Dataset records
* BEGIN *

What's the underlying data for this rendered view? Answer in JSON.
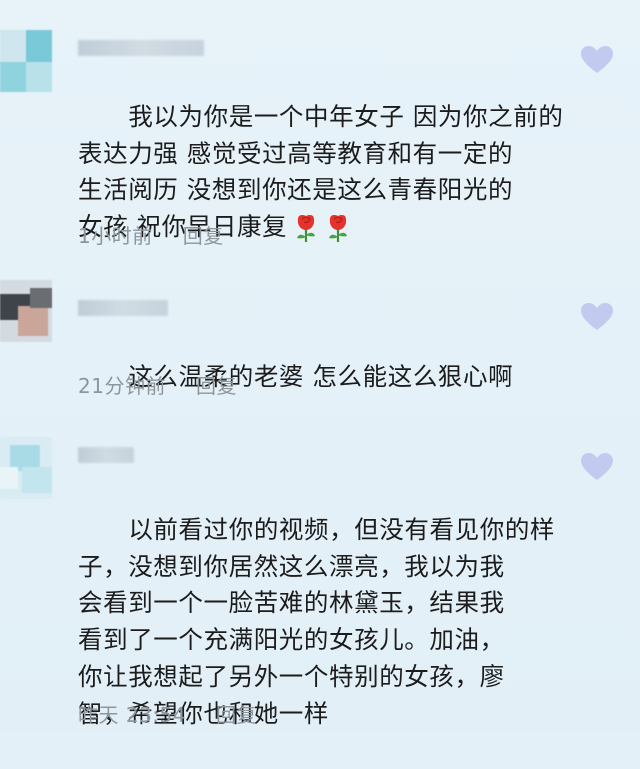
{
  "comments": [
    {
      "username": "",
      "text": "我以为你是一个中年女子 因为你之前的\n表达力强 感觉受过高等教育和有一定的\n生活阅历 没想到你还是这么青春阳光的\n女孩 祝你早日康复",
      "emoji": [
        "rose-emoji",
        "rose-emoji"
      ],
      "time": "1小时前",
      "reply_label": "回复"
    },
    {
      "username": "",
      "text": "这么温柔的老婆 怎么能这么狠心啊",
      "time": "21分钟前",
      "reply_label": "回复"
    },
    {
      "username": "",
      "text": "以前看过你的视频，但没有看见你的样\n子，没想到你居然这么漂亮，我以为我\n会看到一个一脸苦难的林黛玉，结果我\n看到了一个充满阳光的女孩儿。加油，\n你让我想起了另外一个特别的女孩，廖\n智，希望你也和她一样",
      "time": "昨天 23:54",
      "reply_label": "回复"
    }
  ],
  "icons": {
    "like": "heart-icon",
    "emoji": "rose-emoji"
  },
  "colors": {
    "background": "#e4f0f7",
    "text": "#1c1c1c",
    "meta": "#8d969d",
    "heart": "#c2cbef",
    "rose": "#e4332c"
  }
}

* END *

_AIM_: Pictures stay out; reproduce every line of the records exactly.

_RESPONSE_:
What's the underlying data for this rendered view? Answer in JSON.
{
  "comments": [
    {
      "username": "",
      "text": "我以为你是一个中年女子 因为你之前的\n表达力强 感觉受过高等教育和有一定的\n生活阅历 没想到你还是这么青春阳光的\n女孩 祝你早日康复",
      "emoji": [
        "rose-emoji",
        "rose-emoji"
      ],
      "time": "1小时前",
      "reply_label": "回复"
    },
    {
      "username": "",
      "text": "这么温柔的老婆 怎么能这么狠心啊",
      "time": "21分钟前",
      "reply_label": "回复"
    },
    {
      "username": "",
      "text": "以前看过你的视频，但没有看见你的样\n子，没想到你居然这么漂亮，我以为我\n会看到一个一脸苦难的林黛玉，结果我\n看到了一个充满阳光的女孩儿。加油，\n你让我想起了另外一个特别的女孩，廖\n智，希望你也和她一样",
      "time": "昨天 23:54",
      "reply_label": "回复"
    }
  ],
  "icons": {
    "like": "heart-icon",
    "emoji": "rose-emoji"
  },
  "colors": {
    "background": "#e4f0f7",
    "text": "#1c1c1c",
    "meta": "#8d969d",
    "heart": "#c2cbef",
    "rose": "#e4332c"
  }
}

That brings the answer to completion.